--- start Listed records ---

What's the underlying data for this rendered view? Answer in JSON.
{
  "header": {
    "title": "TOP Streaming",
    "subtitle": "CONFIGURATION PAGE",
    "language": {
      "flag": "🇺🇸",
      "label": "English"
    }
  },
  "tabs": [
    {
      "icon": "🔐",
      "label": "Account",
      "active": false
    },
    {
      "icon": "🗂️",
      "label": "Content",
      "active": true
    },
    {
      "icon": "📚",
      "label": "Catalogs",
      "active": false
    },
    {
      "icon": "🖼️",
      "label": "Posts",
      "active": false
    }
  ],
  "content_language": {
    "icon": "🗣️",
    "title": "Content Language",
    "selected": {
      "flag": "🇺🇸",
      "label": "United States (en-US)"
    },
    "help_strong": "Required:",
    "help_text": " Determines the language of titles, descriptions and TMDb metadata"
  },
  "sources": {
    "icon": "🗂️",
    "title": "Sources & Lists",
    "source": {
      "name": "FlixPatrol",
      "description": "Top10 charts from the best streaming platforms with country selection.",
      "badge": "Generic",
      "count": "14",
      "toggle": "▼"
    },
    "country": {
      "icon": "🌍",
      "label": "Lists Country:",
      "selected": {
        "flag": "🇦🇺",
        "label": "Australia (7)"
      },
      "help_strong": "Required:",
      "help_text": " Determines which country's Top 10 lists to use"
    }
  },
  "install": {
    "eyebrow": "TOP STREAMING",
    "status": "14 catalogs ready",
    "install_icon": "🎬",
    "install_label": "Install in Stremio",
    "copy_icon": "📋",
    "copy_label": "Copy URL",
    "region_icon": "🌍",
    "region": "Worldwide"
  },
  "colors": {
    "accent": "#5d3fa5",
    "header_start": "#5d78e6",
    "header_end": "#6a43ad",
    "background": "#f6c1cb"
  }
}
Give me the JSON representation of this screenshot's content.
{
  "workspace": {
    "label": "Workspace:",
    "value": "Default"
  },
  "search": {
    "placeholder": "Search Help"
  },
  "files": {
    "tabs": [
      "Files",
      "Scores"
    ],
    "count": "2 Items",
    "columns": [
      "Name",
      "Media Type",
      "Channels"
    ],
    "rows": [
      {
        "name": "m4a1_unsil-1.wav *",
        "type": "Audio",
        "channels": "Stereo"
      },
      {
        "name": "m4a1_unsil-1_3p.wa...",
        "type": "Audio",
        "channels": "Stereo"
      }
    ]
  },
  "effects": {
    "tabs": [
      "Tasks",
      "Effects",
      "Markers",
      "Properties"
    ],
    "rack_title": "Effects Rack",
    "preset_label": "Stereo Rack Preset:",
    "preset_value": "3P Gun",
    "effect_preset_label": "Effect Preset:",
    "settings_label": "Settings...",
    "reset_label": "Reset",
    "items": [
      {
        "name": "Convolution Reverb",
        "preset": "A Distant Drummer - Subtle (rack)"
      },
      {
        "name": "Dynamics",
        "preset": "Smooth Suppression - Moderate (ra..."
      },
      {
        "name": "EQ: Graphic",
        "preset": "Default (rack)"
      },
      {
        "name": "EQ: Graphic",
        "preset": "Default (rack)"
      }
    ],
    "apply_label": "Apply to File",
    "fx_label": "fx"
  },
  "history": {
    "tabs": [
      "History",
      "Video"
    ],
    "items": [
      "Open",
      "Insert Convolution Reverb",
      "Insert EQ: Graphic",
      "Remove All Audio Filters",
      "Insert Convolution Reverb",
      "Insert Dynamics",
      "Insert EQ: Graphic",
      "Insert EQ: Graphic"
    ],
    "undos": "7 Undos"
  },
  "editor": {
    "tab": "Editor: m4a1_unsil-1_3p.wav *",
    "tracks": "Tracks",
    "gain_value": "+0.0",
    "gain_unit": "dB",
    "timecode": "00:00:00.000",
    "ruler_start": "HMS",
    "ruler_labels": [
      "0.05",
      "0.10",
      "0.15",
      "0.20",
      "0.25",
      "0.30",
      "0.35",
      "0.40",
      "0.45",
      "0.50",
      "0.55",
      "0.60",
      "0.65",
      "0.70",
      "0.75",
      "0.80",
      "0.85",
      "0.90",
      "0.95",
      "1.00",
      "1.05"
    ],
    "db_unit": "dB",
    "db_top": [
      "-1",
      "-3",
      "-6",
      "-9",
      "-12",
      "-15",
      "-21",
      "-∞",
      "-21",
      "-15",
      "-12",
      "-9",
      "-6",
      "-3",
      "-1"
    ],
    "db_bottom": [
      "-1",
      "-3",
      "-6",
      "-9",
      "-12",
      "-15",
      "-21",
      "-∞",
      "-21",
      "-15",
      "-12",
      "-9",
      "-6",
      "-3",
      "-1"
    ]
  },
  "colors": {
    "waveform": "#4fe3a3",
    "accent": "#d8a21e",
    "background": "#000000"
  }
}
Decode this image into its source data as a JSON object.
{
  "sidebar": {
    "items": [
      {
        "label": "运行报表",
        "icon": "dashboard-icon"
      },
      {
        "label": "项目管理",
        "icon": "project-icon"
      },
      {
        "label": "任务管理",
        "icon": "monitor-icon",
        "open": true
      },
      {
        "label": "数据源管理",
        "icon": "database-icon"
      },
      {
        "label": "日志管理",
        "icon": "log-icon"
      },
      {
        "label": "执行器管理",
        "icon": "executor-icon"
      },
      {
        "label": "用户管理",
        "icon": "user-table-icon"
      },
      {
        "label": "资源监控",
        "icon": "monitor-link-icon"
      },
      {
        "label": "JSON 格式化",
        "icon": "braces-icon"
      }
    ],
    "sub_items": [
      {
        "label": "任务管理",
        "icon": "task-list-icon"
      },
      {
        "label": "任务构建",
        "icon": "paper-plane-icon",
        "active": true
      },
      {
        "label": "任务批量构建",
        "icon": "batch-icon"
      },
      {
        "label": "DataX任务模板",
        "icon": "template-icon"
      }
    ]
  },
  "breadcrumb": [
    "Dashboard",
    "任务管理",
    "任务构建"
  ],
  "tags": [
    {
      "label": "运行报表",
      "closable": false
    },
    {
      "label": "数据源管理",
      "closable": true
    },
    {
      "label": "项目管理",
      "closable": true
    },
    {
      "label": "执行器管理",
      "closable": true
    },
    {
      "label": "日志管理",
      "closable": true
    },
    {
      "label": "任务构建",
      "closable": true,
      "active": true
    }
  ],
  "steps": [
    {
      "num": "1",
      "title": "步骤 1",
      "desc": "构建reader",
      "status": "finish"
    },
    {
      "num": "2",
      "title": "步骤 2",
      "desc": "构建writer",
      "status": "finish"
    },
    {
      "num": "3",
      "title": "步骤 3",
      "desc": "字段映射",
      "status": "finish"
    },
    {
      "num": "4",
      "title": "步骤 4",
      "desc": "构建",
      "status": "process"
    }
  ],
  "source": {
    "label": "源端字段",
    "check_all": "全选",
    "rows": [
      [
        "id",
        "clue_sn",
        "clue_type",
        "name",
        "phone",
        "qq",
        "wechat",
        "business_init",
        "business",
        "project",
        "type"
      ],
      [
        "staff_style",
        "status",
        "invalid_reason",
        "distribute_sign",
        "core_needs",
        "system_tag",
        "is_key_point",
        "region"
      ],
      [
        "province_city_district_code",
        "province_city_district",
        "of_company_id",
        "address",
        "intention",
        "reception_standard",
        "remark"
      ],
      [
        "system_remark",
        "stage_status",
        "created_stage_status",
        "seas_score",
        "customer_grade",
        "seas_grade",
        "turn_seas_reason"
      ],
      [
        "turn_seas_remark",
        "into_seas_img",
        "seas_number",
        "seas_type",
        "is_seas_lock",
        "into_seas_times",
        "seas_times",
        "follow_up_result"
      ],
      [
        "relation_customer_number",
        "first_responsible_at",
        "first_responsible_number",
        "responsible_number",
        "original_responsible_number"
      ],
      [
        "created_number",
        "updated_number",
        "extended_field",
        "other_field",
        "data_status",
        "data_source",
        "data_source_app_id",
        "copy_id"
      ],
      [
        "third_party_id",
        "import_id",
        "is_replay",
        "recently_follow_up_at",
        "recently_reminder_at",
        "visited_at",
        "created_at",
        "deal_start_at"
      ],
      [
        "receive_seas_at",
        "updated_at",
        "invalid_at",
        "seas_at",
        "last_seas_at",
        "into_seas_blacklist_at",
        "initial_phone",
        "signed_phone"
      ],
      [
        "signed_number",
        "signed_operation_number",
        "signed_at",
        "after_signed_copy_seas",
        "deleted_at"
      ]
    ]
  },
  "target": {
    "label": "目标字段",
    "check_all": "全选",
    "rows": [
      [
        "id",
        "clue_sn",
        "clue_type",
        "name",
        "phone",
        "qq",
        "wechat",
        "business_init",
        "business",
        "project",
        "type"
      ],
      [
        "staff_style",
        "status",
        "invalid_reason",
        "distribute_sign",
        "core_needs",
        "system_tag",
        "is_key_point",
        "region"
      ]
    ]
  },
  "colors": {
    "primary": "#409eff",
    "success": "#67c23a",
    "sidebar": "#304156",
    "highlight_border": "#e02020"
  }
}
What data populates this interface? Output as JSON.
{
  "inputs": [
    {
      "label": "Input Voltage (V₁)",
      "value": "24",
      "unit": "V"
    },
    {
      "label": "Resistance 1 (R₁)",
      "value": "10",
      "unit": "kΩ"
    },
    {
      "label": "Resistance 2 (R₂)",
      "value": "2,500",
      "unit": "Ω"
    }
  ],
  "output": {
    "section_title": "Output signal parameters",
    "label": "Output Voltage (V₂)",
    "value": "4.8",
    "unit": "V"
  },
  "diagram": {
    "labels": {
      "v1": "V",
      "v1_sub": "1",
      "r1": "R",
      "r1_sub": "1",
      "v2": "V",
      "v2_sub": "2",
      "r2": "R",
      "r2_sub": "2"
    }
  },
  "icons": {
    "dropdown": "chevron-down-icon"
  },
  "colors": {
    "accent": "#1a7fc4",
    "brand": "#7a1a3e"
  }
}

--- end Listed records ---

> [The problem] Copy every line above that holds the word "background".

> [Exercise result]
    "background": "#f6c1cb"
    "background": "#000000"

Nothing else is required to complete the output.